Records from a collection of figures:
↓↓↓
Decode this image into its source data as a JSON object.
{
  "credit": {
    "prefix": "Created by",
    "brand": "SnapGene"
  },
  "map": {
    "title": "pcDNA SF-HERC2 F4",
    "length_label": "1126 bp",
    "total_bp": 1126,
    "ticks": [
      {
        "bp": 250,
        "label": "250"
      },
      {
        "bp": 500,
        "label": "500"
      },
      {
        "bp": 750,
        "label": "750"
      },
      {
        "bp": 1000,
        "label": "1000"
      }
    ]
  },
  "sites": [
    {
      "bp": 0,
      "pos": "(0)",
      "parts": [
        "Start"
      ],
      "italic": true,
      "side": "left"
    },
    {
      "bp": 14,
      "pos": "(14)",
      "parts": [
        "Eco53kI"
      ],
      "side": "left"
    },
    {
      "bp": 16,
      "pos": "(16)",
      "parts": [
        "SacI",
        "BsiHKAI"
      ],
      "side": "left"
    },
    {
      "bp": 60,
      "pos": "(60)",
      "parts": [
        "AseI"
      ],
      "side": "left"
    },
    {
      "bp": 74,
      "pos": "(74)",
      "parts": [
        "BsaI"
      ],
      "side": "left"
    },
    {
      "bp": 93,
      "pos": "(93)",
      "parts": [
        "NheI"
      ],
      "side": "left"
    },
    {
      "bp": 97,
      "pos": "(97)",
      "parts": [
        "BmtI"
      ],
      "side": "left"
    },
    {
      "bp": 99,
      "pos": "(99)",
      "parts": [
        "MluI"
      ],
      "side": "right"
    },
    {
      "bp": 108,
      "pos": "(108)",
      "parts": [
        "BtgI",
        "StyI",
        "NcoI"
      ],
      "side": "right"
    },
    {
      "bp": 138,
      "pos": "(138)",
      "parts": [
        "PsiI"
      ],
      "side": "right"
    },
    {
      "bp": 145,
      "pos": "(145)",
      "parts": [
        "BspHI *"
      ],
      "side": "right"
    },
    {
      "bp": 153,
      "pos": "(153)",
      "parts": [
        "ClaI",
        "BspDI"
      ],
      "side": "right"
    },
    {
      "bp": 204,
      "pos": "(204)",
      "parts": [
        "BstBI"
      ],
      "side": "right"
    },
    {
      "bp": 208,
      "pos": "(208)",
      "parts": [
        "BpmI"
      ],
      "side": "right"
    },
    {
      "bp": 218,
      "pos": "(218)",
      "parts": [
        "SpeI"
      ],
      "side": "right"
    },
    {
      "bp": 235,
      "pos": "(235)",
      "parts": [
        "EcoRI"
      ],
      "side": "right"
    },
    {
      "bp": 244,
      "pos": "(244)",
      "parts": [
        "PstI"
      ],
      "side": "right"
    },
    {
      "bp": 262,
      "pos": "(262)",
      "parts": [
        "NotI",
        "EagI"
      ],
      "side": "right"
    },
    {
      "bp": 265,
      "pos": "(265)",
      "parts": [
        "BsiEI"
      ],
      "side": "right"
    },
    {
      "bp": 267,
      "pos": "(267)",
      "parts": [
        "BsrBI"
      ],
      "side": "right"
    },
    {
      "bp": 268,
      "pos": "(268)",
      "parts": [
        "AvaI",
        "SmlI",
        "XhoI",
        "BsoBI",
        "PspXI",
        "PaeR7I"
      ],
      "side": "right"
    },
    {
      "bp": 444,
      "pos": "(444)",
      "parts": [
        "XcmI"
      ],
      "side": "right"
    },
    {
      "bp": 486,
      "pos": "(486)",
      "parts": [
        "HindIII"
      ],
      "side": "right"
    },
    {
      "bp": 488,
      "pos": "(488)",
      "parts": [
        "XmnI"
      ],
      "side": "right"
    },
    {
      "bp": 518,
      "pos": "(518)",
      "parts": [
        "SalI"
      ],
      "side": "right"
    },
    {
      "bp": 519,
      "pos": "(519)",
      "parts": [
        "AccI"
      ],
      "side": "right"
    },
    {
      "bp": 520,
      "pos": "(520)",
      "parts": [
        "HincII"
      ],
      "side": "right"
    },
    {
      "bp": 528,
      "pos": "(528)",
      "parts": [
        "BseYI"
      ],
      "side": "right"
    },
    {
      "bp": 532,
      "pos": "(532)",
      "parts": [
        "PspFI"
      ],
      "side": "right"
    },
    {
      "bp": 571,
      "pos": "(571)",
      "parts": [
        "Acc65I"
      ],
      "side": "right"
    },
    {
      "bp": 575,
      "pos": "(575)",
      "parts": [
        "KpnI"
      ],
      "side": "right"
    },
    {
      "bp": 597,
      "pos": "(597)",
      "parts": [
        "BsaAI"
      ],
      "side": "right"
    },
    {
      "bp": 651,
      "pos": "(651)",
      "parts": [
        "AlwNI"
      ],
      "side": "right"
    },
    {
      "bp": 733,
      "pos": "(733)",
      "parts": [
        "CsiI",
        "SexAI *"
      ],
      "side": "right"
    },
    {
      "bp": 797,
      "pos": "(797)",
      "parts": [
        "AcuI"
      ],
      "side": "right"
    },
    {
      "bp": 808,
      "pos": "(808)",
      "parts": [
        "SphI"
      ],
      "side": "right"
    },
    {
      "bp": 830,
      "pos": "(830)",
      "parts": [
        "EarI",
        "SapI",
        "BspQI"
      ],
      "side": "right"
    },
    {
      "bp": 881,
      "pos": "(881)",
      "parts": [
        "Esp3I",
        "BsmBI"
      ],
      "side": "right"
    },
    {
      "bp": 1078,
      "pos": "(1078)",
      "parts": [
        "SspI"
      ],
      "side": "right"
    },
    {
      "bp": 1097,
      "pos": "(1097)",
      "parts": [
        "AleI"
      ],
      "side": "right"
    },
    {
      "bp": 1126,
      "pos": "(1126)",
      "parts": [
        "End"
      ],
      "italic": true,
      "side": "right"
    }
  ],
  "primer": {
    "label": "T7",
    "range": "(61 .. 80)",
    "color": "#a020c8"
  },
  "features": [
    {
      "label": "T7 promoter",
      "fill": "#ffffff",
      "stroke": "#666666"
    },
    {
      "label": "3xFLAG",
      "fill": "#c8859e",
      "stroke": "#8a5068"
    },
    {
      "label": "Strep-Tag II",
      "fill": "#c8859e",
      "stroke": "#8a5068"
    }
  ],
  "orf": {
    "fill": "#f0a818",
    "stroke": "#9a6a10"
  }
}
↑↑↑
● WORK TO BE COMPLETED
Here, the records must be output exactly and in full.

● FULL OUTPUT
Decode this image into its source data as a JSON object.
{
  "credit": {
    "prefix": "Created by",
    "brand": "SnapGene"
  },
  "map": {
    "title": "pcDNA SF-HERC2 F4",
    "length_label": "1126 bp",
    "total_bp": 1126,
    "ticks": [
      {
        "bp": 250,
        "label": "250"
      },
      {
        "bp": 500,
        "label": "500"
      },
      {
        "bp": 750,
        "label": "750"
      },
      {
        "bp": 1000,
        "label": "1000"
      }
    ]
  },
  "sites": [
    {
      "bp": 0,
      "pos": "(0)",
      "parts": [
        "Start"
      ],
      "italic": true,
      "side": "left"
    },
    {
      "bp": 14,
      "pos": "(14)",
      "parts": [
        "Eco53kI"
      ],
      "side": "left"
    },
    {
      "bp": 16,
      "pos": "(16)",
      "parts": [
        "SacI",
        "BsiHKAI"
      ],
      "side": "left"
    },
    {
      "bp": 60,
      "pos": "(60)",
      "parts": [
        "AseI"
      ],
      "side": "left"
    },
    {
      "bp": 74,
      "pos": "(74)",
      "parts": [
        "BsaI"
      ],
      "side": "left"
    },
    {
      "bp": 93,
      "pos": "(93)",
      "parts": [
        "NheI"
      ],
      "side": "left"
    },
    {
      "bp": 97,
      "pos": "(97)",
      "parts": [
        "BmtI"
      ],
      "side": "left"
    },
    {
      "bp": 99,
      "pos": "(99)",
      "parts": [
        "MluI"
      ],
      "side": "right"
    },
    {
      "bp": 108,
      "pos": "(108)",
      "parts": [
        "BtgI",
        "StyI",
        "NcoI"
      ],
      "side": "right"
    },
    {
      "bp": 138,
      "pos": "(138)",
      "parts": [
        "PsiI"
      ],
      "side": "right"
    },
    {
      "bp": 145,
      "pos": "(145)",
      "parts": [
        "BspHI *"
      ],
      "side": "right"
    },
    {
      "bp": 153,
      "pos": "(153)",
      "parts": [
        "ClaI",
        "BspDI"
      ],
      "side": "right"
    },
    {
      "bp": 204,
      "pos": "(204)",
      "parts": [
        "BstBI"
      ],
      "side": "right"
    },
    {
      "bp": 208,
      "pos": "(208)",
      "parts": [
        "BpmI"
      ],
      "side": "right"
    },
    {
      "bp": 218,
      "pos": "(218)",
      "parts": [
        "SpeI"
      ],
      "side": "right"
    },
    {
      "bp": 235,
      "pos": "(235)",
      "parts": [
        "EcoRI"
      ],
      "side": "right"
    },
    {
      "bp": 244,
      "pos": "(244)",
      "parts": [
        "PstI"
      ],
      "side": "right"
    },
    {
      "bp": 262,
      "pos": "(262)",
      "parts": [
        "NotI",
        "EagI"
      ],
      "side": "right"
    },
    {
      "bp": 265,
      "pos": "(265)",
      "parts": [
        "BsiEI"
      ],
      "side": "right"
    },
    {
      "bp": 267,
      "pos": "(267)",
      "parts": [
        "BsrBI"
      ],
      "side": "right"
    },
    {
      "bp": 268,
      "pos": "(268)",
      "parts": [
        "AvaI",
        "SmlI",
        "XhoI",
        "BsoBI",
        "PspXI",
        "PaeR7I"
      ],
      "side": "right"
    },
    {
      "bp": 444,
      "pos": "(444)",
      "parts": [
        "XcmI"
      ],
      "side": "right"
    },
    {
      "bp": 486,
      "pos": "(486)",
      "parts": [
        "HindIII"
      ],
      "side": "right"
    },
    {
      "bp": 488,
      "pos": "(488)",
      "parts": [
        "XmnI"
      ],
      "side": "right"
    },
    {
      "bp": 518,
      "pos": "(518)",
      "parts": [
        "SalI"
      ],
      "side": "right"
    },
    {
      "bp": 519,
      "pos": "(519)",
      "parts": [
        "AccI"
      ],
      "side": "right"
    },
    {
      "bp": 520,
      "pos": "(520)",
      "parts": [
        "HincII"
      ],
      "side": "right"
    },
    {
      "bp": 528,
      "pos": "(528)",
      "parts": [
        "BseYI"
      ],
      "side": "right"
    },
    {
      "bp": 532,
      "pos": "(532)",
      "parts": [
        "PspFI"
      ],
      "side": "right"
    },
    {
      "bp": 571,
      "pos": "(571)",
      "parts": [
        "Acc65I"
      ],
      "side": "right"
    },
    {
      "bp": 575,
      "pos": "(575)",
      "parts": [
        "KpnI"
      ],
      "side": "right"
    },
    {
      "bp": 597,
      "pos": "(597)",
      "parts": [
        "BsaAI"
      ],
      "side": "right"
    },
    {
      "bp": 651,
      "pos": "(651)",
      "parts": [
        "AlwNI"
      ],
      "side": "right"
    },
    {
      "bp": 733,
      "pos": "(733)",
      "parts": [
        "CsiI",
        "SexAI *"
      ],
      "side": "right"
    },
    {
      "bp": 797,
      "pos": "(797)",
      "parts": [
        "AcuI"
      ],
      "side": "right"
    },
    {
      "bp": 808,
      "pos": "(808)",
      "parts": [
        "SphI"
      ],
      "side": "right"
    },
    {
      "bp": 830,
      "pos": "(830)",
      "parts": [
        "EarI",
        "SapI",
        "BspQI"
      ],
      "side": "right"
    },
    {
      "bp": 881,
      "pos": "(881)",
      "parts": [
        "Esp3I",
        "BsmBI"
      ],
      "side": "right"
    },
    {
      "bp": 1078,
      "pos": "(1078)",
      "parts": [
        "SspI"
      ],
      "side": "right"
    },
    {
      "bp": 1097,
      "pos": "(1097)",
      "parts": [
        "AleI"
      ],
      "side": "right"
    },
    {
      "bp": 1126,
      "pos": "(1126)",
      "parts": [
        "End"
      ],
      "italic": true,
      "side": "right"
    }
  ],
  "primer": {
    "label": "T7",
    "range": "(61 .. 80)",
    "color": "#a020c8"
  },
  "features": [
    {
      "label": "T7 promoter",
      "fill": "#ffffff",
      "stroke": "#666666"
    },
    {
      "label": "3xFLAG",
      "fill": "#c8859e",
      "stroke": "#8a5068"
    },
    {
      "label": "Strep-Tag II",
      "fill": "#c8859e",
      "stroke": "#8a5068"
    }
  ],
  "orf": {
    "fill": "#f0a818",
    "stroke": "#9a6a10"
  }
}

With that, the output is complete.